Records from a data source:
** START **
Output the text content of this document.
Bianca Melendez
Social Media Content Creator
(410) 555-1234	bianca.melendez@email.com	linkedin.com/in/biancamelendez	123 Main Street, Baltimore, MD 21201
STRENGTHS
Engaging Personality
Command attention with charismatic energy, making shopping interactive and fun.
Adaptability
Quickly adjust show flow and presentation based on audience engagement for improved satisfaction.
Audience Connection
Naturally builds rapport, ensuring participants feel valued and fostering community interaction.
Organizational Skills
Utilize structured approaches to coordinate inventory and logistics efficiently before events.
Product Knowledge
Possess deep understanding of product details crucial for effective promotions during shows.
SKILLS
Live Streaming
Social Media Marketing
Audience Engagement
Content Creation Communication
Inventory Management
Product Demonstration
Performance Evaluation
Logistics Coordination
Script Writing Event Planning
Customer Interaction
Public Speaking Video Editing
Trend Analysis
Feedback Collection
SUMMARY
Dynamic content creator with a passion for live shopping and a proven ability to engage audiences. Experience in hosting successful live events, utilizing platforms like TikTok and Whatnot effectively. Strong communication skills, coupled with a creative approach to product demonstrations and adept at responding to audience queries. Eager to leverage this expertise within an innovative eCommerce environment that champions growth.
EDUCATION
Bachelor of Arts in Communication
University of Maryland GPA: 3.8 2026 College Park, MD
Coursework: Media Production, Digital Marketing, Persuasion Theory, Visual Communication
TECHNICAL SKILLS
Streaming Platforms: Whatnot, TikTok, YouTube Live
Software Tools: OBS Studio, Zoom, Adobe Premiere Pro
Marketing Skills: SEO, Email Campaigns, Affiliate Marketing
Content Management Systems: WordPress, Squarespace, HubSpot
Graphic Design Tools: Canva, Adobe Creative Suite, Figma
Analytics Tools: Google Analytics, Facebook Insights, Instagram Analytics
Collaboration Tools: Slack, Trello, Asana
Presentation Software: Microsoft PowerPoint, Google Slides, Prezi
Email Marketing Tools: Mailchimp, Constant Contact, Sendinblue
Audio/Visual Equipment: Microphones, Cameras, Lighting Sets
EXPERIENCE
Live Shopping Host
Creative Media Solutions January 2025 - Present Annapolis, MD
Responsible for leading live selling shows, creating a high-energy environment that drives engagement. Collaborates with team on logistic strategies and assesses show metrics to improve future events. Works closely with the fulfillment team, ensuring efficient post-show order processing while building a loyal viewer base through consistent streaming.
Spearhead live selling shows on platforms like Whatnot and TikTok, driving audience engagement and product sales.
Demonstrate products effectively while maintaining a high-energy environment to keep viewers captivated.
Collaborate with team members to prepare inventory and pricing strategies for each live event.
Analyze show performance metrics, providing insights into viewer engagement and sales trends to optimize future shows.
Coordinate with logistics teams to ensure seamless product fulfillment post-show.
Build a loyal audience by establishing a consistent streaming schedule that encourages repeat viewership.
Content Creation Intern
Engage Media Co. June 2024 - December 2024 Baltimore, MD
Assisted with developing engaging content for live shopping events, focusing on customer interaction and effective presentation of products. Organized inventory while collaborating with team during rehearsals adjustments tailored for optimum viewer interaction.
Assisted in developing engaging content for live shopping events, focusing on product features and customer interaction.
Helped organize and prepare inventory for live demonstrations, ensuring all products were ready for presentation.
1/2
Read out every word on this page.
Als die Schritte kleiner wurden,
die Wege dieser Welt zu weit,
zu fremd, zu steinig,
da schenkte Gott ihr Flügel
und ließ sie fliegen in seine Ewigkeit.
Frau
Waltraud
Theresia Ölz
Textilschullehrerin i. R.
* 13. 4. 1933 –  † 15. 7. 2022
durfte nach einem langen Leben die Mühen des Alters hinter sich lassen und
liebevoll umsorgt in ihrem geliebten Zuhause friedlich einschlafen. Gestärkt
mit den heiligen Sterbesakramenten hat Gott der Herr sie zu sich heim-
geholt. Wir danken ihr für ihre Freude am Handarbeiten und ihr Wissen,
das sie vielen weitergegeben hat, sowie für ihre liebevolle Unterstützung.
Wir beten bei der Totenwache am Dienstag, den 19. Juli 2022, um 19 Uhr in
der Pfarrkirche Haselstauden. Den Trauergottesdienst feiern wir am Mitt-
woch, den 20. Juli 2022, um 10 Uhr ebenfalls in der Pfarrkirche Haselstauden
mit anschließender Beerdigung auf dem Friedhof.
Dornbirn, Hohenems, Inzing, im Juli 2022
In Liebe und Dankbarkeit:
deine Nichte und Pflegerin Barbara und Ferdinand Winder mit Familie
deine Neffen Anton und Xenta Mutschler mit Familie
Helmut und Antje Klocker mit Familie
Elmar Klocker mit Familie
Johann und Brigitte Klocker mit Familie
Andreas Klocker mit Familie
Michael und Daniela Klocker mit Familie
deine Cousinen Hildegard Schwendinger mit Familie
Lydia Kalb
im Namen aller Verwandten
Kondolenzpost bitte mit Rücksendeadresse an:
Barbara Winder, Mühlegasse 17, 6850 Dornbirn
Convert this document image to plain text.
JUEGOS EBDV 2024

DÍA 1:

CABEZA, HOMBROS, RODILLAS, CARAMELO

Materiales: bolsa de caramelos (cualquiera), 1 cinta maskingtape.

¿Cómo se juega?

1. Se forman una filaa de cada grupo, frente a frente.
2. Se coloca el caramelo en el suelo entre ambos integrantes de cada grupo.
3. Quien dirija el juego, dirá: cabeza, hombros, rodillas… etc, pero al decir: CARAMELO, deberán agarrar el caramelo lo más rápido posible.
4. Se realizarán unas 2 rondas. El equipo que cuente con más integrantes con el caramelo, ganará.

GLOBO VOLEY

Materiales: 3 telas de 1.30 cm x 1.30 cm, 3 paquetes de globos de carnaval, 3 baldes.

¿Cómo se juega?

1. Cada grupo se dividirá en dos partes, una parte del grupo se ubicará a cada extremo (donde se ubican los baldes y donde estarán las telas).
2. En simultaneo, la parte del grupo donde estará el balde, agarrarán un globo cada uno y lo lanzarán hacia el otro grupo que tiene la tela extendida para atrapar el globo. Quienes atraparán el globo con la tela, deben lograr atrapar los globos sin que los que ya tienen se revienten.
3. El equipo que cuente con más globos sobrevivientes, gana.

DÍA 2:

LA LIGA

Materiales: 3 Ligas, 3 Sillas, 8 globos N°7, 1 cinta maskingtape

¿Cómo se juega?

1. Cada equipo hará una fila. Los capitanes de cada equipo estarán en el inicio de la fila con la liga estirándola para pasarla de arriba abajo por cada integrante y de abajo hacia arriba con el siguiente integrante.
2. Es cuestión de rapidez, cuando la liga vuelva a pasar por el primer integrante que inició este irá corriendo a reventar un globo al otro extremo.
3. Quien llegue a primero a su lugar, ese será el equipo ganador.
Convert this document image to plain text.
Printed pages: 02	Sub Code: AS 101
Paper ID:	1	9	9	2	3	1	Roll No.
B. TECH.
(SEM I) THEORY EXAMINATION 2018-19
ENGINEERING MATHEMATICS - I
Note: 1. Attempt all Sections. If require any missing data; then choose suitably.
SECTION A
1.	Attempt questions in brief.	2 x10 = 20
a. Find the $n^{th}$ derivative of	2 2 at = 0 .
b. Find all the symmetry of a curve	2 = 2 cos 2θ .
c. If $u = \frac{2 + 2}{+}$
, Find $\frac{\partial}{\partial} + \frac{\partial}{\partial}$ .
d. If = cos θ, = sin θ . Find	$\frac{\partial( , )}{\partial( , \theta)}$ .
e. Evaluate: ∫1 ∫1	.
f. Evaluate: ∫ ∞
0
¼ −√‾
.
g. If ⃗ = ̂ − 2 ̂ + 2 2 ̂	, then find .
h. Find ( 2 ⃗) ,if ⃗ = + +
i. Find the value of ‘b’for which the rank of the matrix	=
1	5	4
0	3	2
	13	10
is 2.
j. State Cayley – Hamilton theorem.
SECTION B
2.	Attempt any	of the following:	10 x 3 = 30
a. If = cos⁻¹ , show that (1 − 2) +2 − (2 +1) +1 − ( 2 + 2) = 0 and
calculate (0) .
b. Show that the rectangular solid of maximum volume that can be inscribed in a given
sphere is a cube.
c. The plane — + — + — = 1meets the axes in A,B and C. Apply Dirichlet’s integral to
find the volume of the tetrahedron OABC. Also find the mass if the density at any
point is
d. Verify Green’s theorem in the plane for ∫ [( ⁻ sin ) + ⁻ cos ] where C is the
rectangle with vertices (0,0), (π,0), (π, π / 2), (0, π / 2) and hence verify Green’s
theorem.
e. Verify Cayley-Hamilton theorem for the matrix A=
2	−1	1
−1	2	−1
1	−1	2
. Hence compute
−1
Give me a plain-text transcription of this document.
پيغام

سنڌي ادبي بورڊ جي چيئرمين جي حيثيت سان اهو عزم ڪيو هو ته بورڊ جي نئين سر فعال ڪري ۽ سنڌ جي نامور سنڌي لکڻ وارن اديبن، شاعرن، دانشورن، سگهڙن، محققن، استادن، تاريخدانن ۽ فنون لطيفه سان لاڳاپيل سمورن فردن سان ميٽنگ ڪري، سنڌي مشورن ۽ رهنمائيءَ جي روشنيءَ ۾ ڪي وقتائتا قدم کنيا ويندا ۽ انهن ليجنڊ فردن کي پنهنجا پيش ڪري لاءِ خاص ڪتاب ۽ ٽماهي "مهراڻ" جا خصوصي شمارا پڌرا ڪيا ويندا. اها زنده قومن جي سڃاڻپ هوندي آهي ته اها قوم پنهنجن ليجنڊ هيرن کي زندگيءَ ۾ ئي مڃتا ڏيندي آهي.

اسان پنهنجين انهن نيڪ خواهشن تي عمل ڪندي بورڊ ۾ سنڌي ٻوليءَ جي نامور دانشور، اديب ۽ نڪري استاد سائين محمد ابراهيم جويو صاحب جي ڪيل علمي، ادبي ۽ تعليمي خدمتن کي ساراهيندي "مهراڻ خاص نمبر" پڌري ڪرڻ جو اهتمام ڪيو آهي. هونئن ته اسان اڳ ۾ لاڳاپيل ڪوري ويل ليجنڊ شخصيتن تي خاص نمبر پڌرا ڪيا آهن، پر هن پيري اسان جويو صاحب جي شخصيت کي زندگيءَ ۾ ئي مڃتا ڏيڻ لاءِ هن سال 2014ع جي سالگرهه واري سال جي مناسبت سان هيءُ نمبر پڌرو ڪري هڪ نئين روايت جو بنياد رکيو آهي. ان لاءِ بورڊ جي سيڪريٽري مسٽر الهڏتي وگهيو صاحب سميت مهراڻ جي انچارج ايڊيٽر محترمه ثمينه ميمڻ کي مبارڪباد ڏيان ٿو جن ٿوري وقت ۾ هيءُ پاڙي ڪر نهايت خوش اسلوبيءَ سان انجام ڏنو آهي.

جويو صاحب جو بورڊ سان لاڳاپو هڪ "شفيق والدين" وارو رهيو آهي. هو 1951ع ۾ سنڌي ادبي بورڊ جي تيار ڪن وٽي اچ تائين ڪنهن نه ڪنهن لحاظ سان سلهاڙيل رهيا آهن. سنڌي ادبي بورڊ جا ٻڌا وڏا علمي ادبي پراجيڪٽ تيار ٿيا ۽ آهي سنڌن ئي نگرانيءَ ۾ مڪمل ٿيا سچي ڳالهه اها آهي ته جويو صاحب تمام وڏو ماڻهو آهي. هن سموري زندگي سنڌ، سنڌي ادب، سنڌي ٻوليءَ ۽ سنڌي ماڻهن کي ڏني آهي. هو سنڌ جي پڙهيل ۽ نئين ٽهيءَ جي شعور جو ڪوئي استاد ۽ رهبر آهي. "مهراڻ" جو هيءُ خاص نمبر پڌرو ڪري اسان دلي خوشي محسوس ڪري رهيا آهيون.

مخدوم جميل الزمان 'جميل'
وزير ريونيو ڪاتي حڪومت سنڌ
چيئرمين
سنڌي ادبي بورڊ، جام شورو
** END **
Ascertain the number of lines in the entries that include the word "then", and report only that number.

WORKED SOLUTION: 2